DOCUMENT PASSAGE:
Temperature Effects on Chemical Equilibrium
Concept Overview – Temperature & Chemical Equilibrium
Le Châtelier’s Principle: A system at equilibrium will counteract any imposed change (temperature, pressure, concentration) to re-establish equilibrium.
Temperature acts as a reagent:
Endothermic reaction (Delta H > 0): heat is absorbed
=> treat heat as a reactant.Exothermic reaction (Delta H < 0): heat is released => treat heat as a product.
Changing temperature therefore changes both (i) the position of equilibrium and (ii) the numerical value of the equilibrium constant K_eq.
General Rules
Adding heat (raising T):
Shifts equilibrium toward the endothermic direction (heat-absorbing side).
K_eq increases for endothermic reactions; decreases for exothermic reactions.
Removing heat (lowering T):
Shifts equilibrium toward the exothermic direction (heat-releasing side).

YOUR TASKS:
**1)** Using the text on temperature and chemical equilibrium, explain in one to three sentences why raising the temperature shifts an equilibrium toward the endothermic direction.
**2)** Reproduce the text on temperature and chemical equilibrium between "Temperature acts as" and "equilibrium constant K_eq.", inclusive.
The listing has no connection to the text on temperature and chemical equilibrium.

LISTED ENTRIES:
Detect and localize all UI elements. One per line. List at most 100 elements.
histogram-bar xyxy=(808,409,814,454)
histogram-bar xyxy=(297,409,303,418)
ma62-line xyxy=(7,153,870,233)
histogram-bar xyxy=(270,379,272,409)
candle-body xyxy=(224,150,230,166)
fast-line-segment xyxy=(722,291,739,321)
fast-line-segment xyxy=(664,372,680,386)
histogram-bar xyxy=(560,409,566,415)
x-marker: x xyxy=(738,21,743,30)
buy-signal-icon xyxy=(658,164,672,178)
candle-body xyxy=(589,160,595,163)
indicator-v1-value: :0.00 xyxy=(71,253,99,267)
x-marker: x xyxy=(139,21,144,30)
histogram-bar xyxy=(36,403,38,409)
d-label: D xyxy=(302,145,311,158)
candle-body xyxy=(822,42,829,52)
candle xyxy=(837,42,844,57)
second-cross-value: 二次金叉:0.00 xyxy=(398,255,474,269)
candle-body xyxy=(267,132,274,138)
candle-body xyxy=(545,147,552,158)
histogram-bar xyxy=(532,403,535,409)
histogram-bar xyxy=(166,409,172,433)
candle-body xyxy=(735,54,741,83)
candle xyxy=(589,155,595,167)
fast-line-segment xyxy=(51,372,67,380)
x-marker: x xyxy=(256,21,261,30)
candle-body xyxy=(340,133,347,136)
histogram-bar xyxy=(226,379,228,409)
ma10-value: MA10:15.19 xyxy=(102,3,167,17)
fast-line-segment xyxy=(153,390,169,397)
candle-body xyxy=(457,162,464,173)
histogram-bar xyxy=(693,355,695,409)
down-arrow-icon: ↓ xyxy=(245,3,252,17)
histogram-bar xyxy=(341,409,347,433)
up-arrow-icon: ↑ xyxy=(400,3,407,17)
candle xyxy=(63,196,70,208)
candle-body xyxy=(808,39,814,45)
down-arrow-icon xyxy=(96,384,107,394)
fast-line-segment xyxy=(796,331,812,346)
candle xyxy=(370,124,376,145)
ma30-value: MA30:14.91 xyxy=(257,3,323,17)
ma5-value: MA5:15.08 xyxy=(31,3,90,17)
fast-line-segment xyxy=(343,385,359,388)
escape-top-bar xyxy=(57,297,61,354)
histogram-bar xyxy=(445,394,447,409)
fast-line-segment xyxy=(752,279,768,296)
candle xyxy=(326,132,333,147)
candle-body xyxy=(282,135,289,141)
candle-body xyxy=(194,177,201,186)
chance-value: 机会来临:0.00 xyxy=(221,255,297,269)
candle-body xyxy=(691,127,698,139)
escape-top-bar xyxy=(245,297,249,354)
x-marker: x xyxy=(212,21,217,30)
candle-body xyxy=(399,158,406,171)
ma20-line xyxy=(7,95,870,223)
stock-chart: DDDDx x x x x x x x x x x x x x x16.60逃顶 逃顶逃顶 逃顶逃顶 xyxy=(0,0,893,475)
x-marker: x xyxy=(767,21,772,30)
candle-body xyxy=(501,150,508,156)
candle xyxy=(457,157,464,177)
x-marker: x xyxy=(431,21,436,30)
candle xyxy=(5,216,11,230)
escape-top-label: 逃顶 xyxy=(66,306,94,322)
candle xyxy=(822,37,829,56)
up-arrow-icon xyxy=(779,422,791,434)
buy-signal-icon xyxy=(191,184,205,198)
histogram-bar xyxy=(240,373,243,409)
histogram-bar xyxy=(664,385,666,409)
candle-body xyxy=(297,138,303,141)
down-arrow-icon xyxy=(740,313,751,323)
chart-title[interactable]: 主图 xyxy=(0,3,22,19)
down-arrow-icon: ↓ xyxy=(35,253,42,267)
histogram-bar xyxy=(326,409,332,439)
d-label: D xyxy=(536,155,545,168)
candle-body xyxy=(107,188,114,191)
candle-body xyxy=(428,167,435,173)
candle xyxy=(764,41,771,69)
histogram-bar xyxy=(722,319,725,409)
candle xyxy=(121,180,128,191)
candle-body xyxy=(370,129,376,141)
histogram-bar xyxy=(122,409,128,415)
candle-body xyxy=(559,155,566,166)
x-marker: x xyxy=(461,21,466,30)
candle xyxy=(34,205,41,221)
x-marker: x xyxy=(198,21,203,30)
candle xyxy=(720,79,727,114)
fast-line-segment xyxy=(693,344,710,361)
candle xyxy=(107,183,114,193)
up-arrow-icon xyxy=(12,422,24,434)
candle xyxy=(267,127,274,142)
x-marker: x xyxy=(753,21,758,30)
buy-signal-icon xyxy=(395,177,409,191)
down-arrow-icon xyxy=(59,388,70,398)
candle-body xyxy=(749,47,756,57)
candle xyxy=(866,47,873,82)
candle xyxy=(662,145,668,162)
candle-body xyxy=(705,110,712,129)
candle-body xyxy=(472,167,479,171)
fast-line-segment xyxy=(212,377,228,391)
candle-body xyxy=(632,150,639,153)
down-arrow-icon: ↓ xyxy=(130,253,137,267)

SOLUTIONS IN ORDER:
**1)** By Le Châtelier's principle, a system at equilibrium counteracts any imposed change, including a change in temperature, to re-establish equilibrium. An endothermic reaction absorbs heat, so heat is treated as a reactant. The system therefore counteracts added heat by shifting toward the heat-absorbing side.

**2)**
Temperature acts as a reagent:
Endothermic reaction (Delta H > 0): heat is absorbed
=> treat heat as a reactant.Exothermic reaction (Delta H < 0): heat is released => treat heat as a product.
Changing temperature therefore changes both (i) the position of equilibrium and (ii) the numerical value of the equilibrium constant K_eq.